++++ GIVEN DATA

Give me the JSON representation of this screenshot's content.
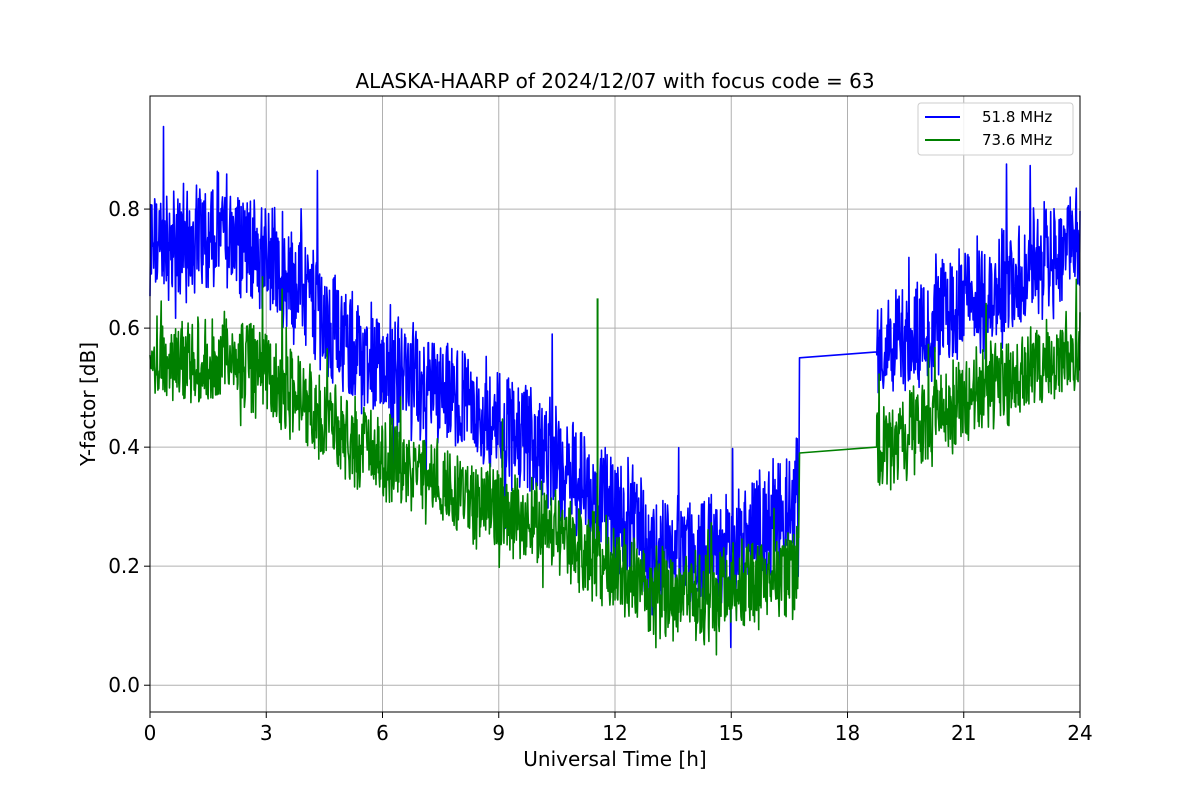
{
  "chart_data": {
    "type": "line",
    "title": "ALASKA-HAARP of 2024/12/07 with focus code = 63",
    "xlabel": "Universal Time [h]",
    "ylabel": "Y-factor [dB]",
    "xlim": [
      0,
      24
    ],
    "ylim": [
      -0.045,
      0.99
    ],
    "xticks": [
      "0",
      "3",
      "6",
      "9",
      "12",
      "15",
      "18",
      "21",
      "24"
    ],
    "xtick_values": [
      0,
      3,
      6,
      9,
      12,
      15,
      18,
      21,
      24
    ],
    "yticks": [
      "0.0",
      "0.2",
      "0.4",
      "0.6",
      "0.8"
    ],
    "ytick_values": [
      0.0,
      0.2,
      0.4,
      0.6,
      0.8
    ],
    "grid": true,
    "legend_position": "top-right",
    "series": [
      {
        "name": "51.8 MHz",
        "color": "#0000ff",
        "x": [
          0,
          0.5,
          1,
          1.5,
          2,
          2.5,
          3,
          3.5,
          4,
          4.5,
          5,
          5.5,
          6,
          6.5,
          7,
          7.5,
          8,
          8.5,
          9,
          9.5,
          10,
          10.5,
          11,
          11.5,
          12,
          12.5,
          13,
          13.5,
          14,
          14.5,
          15,
          15.5,
          16,
          16.5,
          16.75,
          18.75,
          19,
          19.5,
          20,
          20.5,
          21,
          21.5,
          22,
          22.5,
          23,
          23.5,
          24
        ],
        "y": [
          0.74,
          0.73,
          0.75,
          0.76,
          0.76,
          0.74,
          0.72,
          0.69,
          0.66,
          0.62,
          0.58,
          0.55,
          0.53,
          0.52,
          0.5,
          0.49,
          0.47,
          0.45,
          0.43,
          0.42,
          0.4,
          0.38,
          0.35,
          0.32,
          0.29,
          0.26,
          0.22,
          0.22,
          0.22,
          0.22,
          0.23,
          0.25,
          0.28,
          0.31,
          0.33,
          0.56,
          0.56,
          0.58,
          0.6,
          0.62,
          0.64,
          0.65,
          0.67,
          0.69,
          0.71,
          0.73,
          0.75
        ]
      },
      {
        "name": "73.6 MHz",
        "color": "#008000",
        "x": [
          0,
          0.5,
          1,
          1.5,
          2,
          2.5,
          3,
          3.5,
          4,
          4.5,
          5,
          5.5,
          6,
          6.5,
          7,
          7.5,
          8,
          8.5,
          9,
          9.5,
          10,
          10.5,
          11,
          11.5,
          12,
          12.5,
          13,
          13.5,
          14,
          14.5,
          15,
          15.5,
          16,
          16.5,
          16.75,
          18.75,
          19,
          19.5,
          20,
          20.5,
          21,
          21.5,
          22,
          22.5,
          23,
          23.5,
          24
        ],
        "y": [
          0.54,
          0.53,
          0.54,
          0.55,
          0.55,
          0.54,
          0.52,
          0.5,
          0.47,
          0.44,
          0.42,
          0.4,
          0.38,
          0.37,
          0.35,
          0.34,
          0.32,
          0.31,
          0.29,
          0.28,
          0.27,
          0.25,
          0.23,
          0.22,
          0.2,
          0.18,
          0.16,
          0.15,
          0.15,
          0.15,
          0.16,
          0.17,
          0.18,
          0.2,
          0.21,
          0.4,
          0.4,
          0.42,
          0.44,
          0.46,
          0.48,
          0.49,
          0.51,
          0.52,
          0.54,
          0.55,
          0.56
        ]
      }
    ],
    "annotations": [
      {
        "series": "73.6 MHz",
        "x": 11.55,
        "y": 0.65,
        "note": "spike"
      }
    ]
  }
}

++++++++

:: YOUR TASK ::
Set down all the data again exactly as above, pictures excluded.

:: EXERCISE ANSWER ::
Give me the JSON representation of this screenshot's content.
{
  "chart_data": {
    "type": "line",
    "title": "ALASKA-HAARP of 2024/12/07 with focus code = 63",
    "xlabel": "Universal Time [h]",
    "ylabel": "Y-factor [dB]",
    "xlim": [
      0,
      24
    ],
    "ylim": [
      -0.045,
      0.99
    ],
    "xticks": [
      "0",
      "3",
      "6",
      "9",
      "12",
      "15",
      "18",
      "21",
      "24"
    ],
    "xtick_values": [
      0,
      3,
      6,
      9,
      12,
      15,
      18,
      21,
      24
    ],
    "yticks": [
      "0.0",
      "0.2",
      "0.4",
      "0.6",
      "0.8"
    ],
    "ytick_values": [
      0.0,
      0.2,
      0.4,
      0.6,
      0.8
    ],
    "grid": true,
    "legend_position": "top-right",
    "series": [
      {
        "name": "51.8 MHz",
        "color": "#0000ff",
        "x": [
          0,
          0.5,
          1,
          1.5,
          2,
          2.5,
          3,
          3.5,
          4,
          4.5,
          5,
          5.5,
          6,
          6.5,
          7,
          7.5,
          8,
          8.5,
          9,
          9.5,
          10,
          10.5,
          11,
          11.5,
          12,
          12.5,
          13,
          13.5,
          14,
          14.5,
          15,
          15.5,
          16,
          16.5,
          16.75,
          18.75,
          19,
          19.5,
          20,
          20.5,
          21,
          21.5,
          22,
          22.5,
          23,
          23.5,
          24
        ],
        "y": [
          0.74,
          0.73,
          0.75,
          0.76,
          0.76,
          0.74,
          0.72,
          0.69,
          0.66,
          0.62,
          0.58,
          0.55,
          0.53,
          0.52,
          0.5,
          0.49,
          0.47,
          0.45,
          0.43,
          0.42,
          0.4,
          0.38,
          0.35,
          0.32,
          0.29,
          0.26,
          0.22,
          0.22,
          0.22,
          0.22,
          0.23,
          0.25,
          0.28,
          0.31,
          0.33,
          0.56,
          0.56,
          0.58,
          0.6,
          0.62,
          0.64,
          0.65,
          0.67,
          0.69,
          0.71,
          0.73,
          0.75
        ]
      },
      {
        "name": "73.6 MHz",
        "color": "#008000",
        "x": [
          0,
          0.5,
          1,
          1.5,
          2,
          2.5,
          3,
          3.5,
          4,
          4.5,
          5,
          5.5,
          6,
          6.5,
          7,
          7.5,
          8,
          8.5,
          9,
          9.5,
          10,
          10.5,
          11,
          11.5,
          12,
          12.5,
          13,
          13.5,
          14,
          14.5,
          15,
          15.5,
          16,
          16.5,
          16.75,
          18.75,
          19,
          19.5,
          20,
          20.5,
          21,
          21.5,
          22,
          22.5,
          23,
          23.5,
          24
        ],
        "y": [
          0.54,
          0.53,
          0.54,
          0.55,
          0.55,
          0.54,
          0.52,
          0.5,
          0.47,
          0.44,
          0.42,
          0.4,
          0.38,
          0.37,
          0.35,
          0.34,
          0.32,
          0.31,
          0.29,
          0.28,
          0.27,
          0.25,
          0.23,
          0.22,
          0.2,
          0.18,
          0.16,
          0.15,
          0.15,
          0.15,
          0.16,
          0.17,
          0.18,
          0.2,
          0.21,
          0.4,
          0.4,
          0.42,
          0.44,
          0.46,
          0.48,
          0.49,
          0.51,
          0.52,
          0.54,
          0.55,
          0.56
        ]
      }
    ],
    "annotations": [
      {
        "series": "73.6 MHz",
        "x": 11.55,
        "y": 0.65,
        "note": "spike"
      }
    ]
  }
}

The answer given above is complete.